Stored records
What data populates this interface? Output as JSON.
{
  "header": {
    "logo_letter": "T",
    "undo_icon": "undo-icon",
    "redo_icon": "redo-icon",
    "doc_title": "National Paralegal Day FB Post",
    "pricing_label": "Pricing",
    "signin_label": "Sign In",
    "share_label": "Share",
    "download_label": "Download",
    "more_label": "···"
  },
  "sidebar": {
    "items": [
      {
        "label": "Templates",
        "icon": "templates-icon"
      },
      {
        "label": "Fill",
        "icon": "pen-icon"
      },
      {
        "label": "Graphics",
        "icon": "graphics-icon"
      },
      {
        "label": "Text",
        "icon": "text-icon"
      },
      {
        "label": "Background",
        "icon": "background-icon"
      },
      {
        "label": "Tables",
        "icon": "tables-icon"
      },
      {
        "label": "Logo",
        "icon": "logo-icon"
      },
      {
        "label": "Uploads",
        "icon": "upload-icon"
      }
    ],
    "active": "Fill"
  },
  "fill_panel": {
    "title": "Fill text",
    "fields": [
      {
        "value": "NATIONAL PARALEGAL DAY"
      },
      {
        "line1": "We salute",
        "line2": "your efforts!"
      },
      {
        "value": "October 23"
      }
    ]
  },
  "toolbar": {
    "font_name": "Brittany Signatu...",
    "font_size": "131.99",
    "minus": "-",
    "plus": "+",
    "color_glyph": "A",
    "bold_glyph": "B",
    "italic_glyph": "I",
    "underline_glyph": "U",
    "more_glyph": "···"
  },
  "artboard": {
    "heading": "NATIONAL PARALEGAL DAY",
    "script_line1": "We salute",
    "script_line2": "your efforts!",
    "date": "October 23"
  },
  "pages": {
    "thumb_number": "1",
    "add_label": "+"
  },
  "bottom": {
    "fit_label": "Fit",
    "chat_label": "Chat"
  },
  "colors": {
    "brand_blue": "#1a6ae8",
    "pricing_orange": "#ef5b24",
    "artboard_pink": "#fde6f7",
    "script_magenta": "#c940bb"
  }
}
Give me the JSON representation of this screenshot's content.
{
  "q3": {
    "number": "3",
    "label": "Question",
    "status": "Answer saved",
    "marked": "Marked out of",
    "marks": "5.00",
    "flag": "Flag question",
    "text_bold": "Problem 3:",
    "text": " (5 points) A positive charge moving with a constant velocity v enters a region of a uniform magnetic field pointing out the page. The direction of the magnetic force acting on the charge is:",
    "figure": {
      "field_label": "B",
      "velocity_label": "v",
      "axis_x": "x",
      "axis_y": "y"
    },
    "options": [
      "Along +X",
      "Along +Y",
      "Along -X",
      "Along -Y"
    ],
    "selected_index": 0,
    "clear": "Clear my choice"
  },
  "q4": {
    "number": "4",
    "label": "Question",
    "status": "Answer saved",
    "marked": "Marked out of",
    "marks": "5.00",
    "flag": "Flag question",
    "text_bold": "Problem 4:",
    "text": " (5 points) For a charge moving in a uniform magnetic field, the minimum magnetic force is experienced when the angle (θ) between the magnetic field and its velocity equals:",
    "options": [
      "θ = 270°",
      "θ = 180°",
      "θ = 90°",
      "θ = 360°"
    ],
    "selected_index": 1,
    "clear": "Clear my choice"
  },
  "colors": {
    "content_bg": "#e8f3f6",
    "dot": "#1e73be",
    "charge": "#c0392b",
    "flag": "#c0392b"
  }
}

GOAL OF THE EXERCISE: Only lines that contain the word "uniform" are wanted; copy each of them.

ANSWER TO THE PROBLEM:
    "text": " (5 points) A positive charge moving with a constant velocity v enters a region of a uniform magnetic field pointing out the page. The direction of the magnetic force acting on the charge is:",
    "text": " (5 points) For a charge moving in a uniform magnetic field, the minimum magnetic force is experienced when the angle (θ) between the magnetic field and its velocity equals:",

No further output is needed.